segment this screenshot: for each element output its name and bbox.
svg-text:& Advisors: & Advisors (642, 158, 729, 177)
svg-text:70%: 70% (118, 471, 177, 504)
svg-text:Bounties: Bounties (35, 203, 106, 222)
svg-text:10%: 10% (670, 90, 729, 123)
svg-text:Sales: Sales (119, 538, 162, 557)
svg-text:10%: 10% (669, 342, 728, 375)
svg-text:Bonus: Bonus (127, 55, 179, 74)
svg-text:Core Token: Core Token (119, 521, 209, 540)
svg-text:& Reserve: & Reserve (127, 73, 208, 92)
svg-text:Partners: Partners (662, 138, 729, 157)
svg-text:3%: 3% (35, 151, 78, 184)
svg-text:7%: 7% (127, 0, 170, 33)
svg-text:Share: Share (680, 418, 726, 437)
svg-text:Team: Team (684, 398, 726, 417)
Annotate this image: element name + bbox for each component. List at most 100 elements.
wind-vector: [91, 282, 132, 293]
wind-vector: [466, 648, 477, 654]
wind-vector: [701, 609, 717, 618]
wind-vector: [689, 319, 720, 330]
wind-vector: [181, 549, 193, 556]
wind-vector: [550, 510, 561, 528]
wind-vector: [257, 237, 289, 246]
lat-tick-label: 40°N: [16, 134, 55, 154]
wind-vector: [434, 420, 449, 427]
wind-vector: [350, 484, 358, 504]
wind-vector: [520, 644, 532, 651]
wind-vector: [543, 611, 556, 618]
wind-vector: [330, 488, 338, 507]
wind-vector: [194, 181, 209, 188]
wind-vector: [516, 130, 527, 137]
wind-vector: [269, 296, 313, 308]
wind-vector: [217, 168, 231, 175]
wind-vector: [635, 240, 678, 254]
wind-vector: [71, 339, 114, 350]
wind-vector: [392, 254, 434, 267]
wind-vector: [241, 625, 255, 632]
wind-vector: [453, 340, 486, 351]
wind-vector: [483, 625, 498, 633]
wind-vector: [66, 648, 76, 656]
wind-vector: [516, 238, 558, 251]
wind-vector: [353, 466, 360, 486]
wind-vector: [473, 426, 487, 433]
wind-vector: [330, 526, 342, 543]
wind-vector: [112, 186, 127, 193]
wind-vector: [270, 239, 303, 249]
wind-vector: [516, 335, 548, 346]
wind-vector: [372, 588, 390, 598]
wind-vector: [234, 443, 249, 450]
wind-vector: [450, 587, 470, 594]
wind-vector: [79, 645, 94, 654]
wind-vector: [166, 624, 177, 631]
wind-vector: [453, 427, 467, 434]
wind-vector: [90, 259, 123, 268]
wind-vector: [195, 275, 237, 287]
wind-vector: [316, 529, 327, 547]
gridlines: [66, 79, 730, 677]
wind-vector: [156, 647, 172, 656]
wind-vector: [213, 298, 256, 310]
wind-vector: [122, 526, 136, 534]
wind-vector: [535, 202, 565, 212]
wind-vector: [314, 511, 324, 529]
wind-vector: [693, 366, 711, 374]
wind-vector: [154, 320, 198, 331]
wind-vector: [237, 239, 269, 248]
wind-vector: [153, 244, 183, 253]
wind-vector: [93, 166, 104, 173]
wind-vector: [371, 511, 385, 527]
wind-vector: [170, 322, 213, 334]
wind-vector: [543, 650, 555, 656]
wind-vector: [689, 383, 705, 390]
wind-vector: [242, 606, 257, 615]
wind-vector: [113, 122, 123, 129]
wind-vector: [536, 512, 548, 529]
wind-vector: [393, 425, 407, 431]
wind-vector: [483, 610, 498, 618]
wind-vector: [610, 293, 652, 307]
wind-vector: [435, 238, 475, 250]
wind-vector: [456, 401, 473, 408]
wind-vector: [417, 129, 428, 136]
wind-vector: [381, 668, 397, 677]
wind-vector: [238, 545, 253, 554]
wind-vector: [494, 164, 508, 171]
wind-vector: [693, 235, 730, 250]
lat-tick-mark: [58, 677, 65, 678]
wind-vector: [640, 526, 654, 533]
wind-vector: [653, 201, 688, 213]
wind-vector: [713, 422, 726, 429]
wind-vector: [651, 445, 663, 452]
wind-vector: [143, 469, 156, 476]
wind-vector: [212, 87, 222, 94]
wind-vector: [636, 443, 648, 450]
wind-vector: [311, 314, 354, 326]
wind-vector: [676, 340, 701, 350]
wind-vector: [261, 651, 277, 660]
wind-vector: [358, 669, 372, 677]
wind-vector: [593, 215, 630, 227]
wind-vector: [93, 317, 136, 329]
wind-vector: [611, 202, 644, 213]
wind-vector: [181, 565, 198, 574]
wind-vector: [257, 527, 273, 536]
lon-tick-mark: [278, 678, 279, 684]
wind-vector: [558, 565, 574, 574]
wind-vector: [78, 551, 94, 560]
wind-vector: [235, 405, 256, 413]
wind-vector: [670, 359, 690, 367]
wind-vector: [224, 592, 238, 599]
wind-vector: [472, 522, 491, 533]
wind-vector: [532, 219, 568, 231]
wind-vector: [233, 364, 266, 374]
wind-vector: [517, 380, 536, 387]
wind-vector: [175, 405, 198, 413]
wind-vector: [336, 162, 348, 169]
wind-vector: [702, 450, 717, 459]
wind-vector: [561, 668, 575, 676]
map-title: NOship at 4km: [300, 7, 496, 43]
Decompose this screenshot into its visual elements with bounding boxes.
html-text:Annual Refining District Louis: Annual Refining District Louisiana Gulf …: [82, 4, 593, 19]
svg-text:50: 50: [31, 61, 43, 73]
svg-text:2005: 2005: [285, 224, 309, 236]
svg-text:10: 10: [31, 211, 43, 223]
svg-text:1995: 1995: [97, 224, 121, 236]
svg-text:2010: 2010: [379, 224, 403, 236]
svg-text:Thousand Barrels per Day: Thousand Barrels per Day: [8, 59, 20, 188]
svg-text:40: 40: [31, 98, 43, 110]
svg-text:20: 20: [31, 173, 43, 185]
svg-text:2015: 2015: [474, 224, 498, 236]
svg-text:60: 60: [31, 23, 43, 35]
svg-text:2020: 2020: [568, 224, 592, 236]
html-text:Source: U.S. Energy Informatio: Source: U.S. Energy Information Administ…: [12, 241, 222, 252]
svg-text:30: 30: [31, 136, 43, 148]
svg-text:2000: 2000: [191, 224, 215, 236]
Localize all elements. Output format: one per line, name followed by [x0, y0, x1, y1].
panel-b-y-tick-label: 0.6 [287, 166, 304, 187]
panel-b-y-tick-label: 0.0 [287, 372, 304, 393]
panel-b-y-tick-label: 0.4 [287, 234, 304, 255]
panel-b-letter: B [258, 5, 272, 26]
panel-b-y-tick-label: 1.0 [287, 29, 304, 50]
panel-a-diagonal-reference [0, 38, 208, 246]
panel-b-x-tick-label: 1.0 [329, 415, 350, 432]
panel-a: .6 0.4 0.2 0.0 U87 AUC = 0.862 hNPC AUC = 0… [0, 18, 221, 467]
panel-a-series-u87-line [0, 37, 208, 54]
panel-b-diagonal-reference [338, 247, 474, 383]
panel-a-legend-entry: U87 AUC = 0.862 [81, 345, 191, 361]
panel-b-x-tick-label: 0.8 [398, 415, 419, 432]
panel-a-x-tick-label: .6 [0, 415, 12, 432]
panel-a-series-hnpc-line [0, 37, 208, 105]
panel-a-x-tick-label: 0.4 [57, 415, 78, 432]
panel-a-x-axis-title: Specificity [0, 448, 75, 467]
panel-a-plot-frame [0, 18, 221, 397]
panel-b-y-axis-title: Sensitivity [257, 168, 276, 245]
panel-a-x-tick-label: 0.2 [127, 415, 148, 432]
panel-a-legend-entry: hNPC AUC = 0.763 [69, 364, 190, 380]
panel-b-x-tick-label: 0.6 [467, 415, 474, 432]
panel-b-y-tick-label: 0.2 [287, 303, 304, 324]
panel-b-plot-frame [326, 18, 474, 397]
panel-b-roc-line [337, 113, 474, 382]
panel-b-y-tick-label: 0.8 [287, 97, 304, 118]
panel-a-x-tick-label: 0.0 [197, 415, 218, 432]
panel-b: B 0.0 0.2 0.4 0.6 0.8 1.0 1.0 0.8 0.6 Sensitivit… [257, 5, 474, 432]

▶ Work to do:
Starting at the top of the data and ending with the line that contains "svg-text:3%: 3% (35, 151, 78, 184)", write those lines out again with every "Bounties" changed to "Rewards" and nothing else altered.

▶ Problem solution:
segment this screenshot: for each element output its name and bbox.
svg-text:& Advisors: & Advisors (642, 158, 729, 177)
svg-text:70%: 70% (118, 471, 177, 504)
svg-text:Rewards: Rewards (35, 203, 106, 222)
svg-text:10%: 10% (670, 90, 729, 123)
svg-text:Sales: Sales (119, 538, 162, 557)
svg-text:10%: 10% (669, 342, 728, 375)
svg-text:Bonus: Bonus (127, 55, 179, 74)
svg-text:Core Token: Core Token (119, 521, 209, 540)
svg-text:& Reserve: & Reserve (127, 73, 208, 92)
svg-text:Partners: Partners (662, 138, 729, 157)
svg-text:3%: 3% (35, 151, 78, 184)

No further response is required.